__TO DO__
Each entry here needs to be set down again exactly, please; pictures are left out.

<<<<

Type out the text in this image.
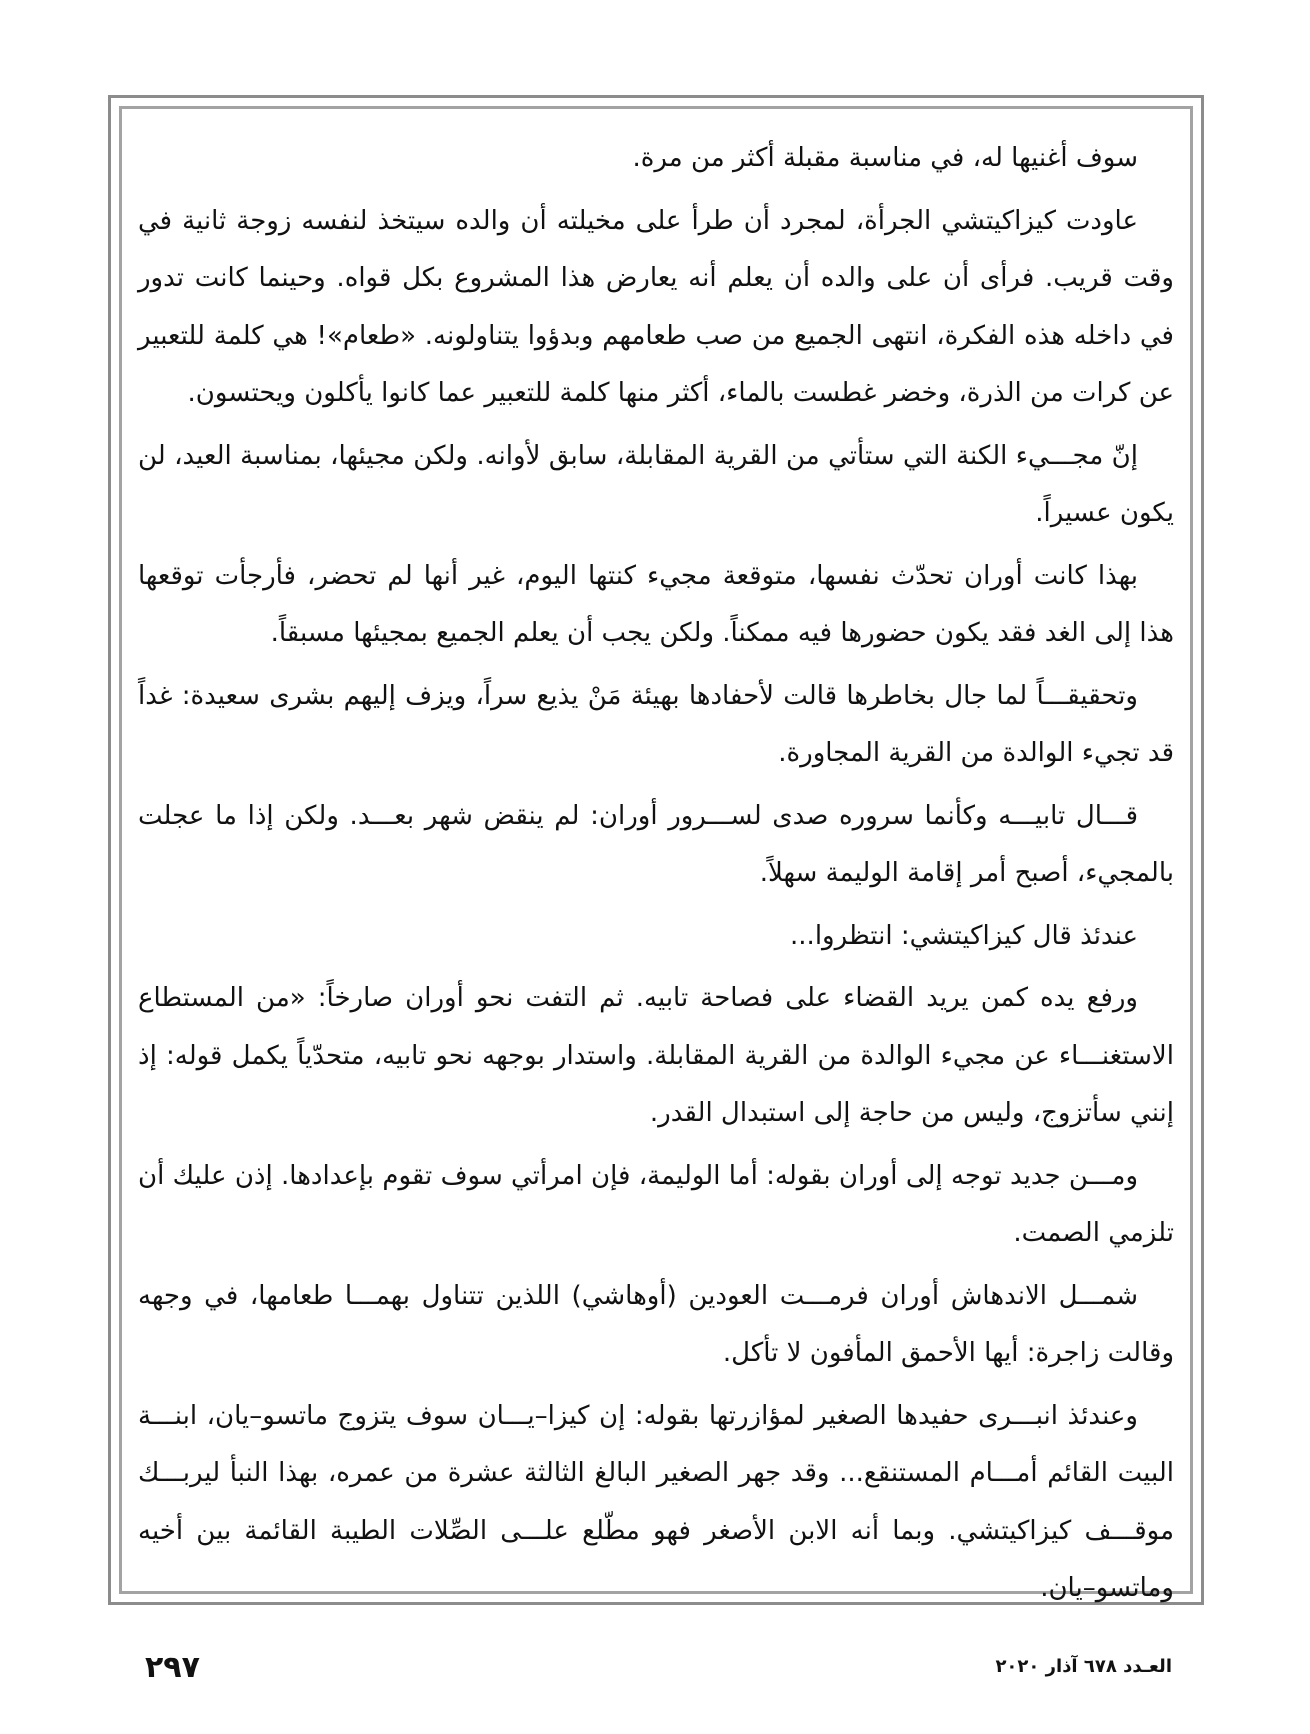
سوف أغنيها له، في مناسبة مقبلة أكثر من مرة.

عاودت كيزاكيتشي الجرأة، لمجرد أن طرأ على مخيلته أن والده سيتخذ لنفسه زوجة ثانية في وقت قريب. فرأى أن على والده أن يعلم أنه يعارض هذا المشروع بكل قواه. وحينما كانت تدور في داخله هذه الفكرة، انتهى الجميع من صب طعامهم وبدؤوا يتناولونه. «طعام»! هي كلمة للتعبير عن كرات من الذرة، وخضر غطست بالماء، أكثر منها كلمة للتعبير عما كانوا يأكلون ويحتسون.

إنّ مجـــيء الكنة التي ستأتي من القرية المقابلة، سابق لأوانه. ولكن مجيئها، بمناسبة العيد، لن يكون عسيراً.

بهذا كانت أوران تحدّث نفسها، متوقعة مجيء كنتها اليوم، غير أنها لم تحضر، فأرجأت توقعها هذا إلى الغد فقد يكون حضورها فيه ممكناً. ولكن يجب أن يعلم الجميع بمجيئها مسبقاً.

وتحقيقـــاً لما جال بخاطرها قالت لأحفادها بهيئة مَنْ يذيع سراً، ويزف إليهم بشرى سعيدة: غداً قد تجيء الوالدة من القرية المجاورة.

قـــال تابيـــه وكأنما سروره صدى لســـرور أوران: لم ينقض شهر بعـــد. ولكن إذا ما عجلت بالمجيء، أصبح أمر إقامة الوليمة سهلاً.

عندئذ قال كيزاكيتشي: انتظروا...

ورفع يده كمن يريد القضاء على فصاحة تابيه. ثم التفت نحو أوران صارخاً: «من المستطاع الاستغنـــاء عن مجيء الوالدة من القرية المقابلة. واستدار بوجهه نحو تابيه، متحدّياً يكمل قوله: إذ إنني سأتزوج، وليس من حاجة إلى استبدال القدر.

ومـــن جديد توجه إلى أوران بقوله: أما الوليمة، فإن امرأتي سوف تقوم بإعدادها. إذن عليك أن تلزمي الصمت.

شمـــل الاندهاش أوران فرمـــت العودين (أوهاشي) اللذين تتناول بهمـــا طعامها، في وجهه وقالت زاجرة: أيها الأحمق المأفون لا تأكل.

وعندئذ انبـــرى حفيدها الصغير لمؤازرتها بقوله: إن كيزا–يـــان سوف يتزوج ماتسو–يان، ابنـــة البيت القائم أمـــام المستنقع... وقد جهر الصغير البالغ الثالثة عشرة من عمره، بهذا النبأ ليربـــك موقـــف كيزاكيتشي. وبما أنه الابن الأصغر فهو مطّلع علـــى الصِّلات الطيبة القائمة بين أخيه وماتسو–يان.

٢٩٧	العـدد ٦٧٨ آذار ٢٠٢٠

>>>>

__ANSWER IN FULL__
Type out the text in this image.
سوف أغنيها له، في مناسبة مقبلة أكثر من مرة.

عاودت كيزاكيتشي الجرأة، لمجرد أن طرأ على مخيلته أن والده سيتخذ لنفسه زوجة ثانية في وقت قريب. فرأى أن على والده أن يعلم أنه يعارض هذا المشروع بكل قواه. وحينما كانت تدور في داخله هذه الفكرة، انتهى الجميع من صب طعامهم وبدؤوا يتناولونه. «طعام»! هي كلمة للتعبير عن كرات من الذرة، وخضر غطست بالماء، أكثر منها كلمة للتعبير عما كانوا يأكلون ويحتسون.

إنّ مجـــيء الكنة التي ستأتي من القرية المقابلة، سابق لأوانه. ولكن مجيئها، بمناسبة العيد، لن يكون عسيراً.

بهذا كانت أوران تحدّث نفسها، متوقعة مجيء كنتها اليوم، غير أنها لم تحضر، فأرجأت توقعها هذا إلى الغد فقد يكون حضورها فيه ممكناً. ولكن يجب أن يعلم الجميع بمجيئها مسبقاً.

وتحقيقـــاً لما جال بخاطرها قالت لأحفادها بهيئة مَنْ يذيع سراً، ويزف إليهم بشرى سعيدة: غداً قد تجيء الوالدة من القرية المجاورة.

قـــال تابيـــه وكأنما سروره صدى لســـرور أوران: لم ينقض شهر بعـــد. ولكن إذا ما عجلت بالمجيء، أصبح أمر إقامة الوليمة سهلاً.

عندئذ قال كيزاكيتشي: انتظروا...

ورفع يده كمن يريد القضاء على فصاحة تابيه. ثم التفت نحو أوران صارخاً: «من المستطاع الاستغنـــاء عن مجيء الوالدة من القرية المقابلة. واستدار بوجهه نحو تابيه، متحدّياً يكمل قوله: إذ إنني سأتزوج، وليس من حاجة إلى استبدال القدر.

ومـــن جديد توجه إلى أوران بقوله: أما الوليمة، فإن امرأتي سوف تقوم بإعدادها. إذن عليك أن تلزمي الصمت.

شمـــل الاندهاش أوران فرمـــت العودين (أوهاشي) اللذين تتناول بهمـــا طعامها، في وجهه وقالت زاجرة: أيها الأحمق المأفون لا تأكل.

وعندئذ انبـــرى حفيدها الصغير لمؤازرتها بقوله: إن كيزا–يـــان سوف يتزوج ماتسو–يان، ابنـــة البيت القائم أمـــام المستنقع... وقد جهر الصغير البالغ الثالثة عشرة من عمره، بهذا النبأ ليربـــك موقـــف كيزاكيتشي. وبما أنه الابن الأصغر فهو مطّلع علـــى الصِّلات الطيبة القائمة بين أخيه وماتسو–يان.

٢٩٧	العـدد ٦٧٨ آذار ٢٠٢٠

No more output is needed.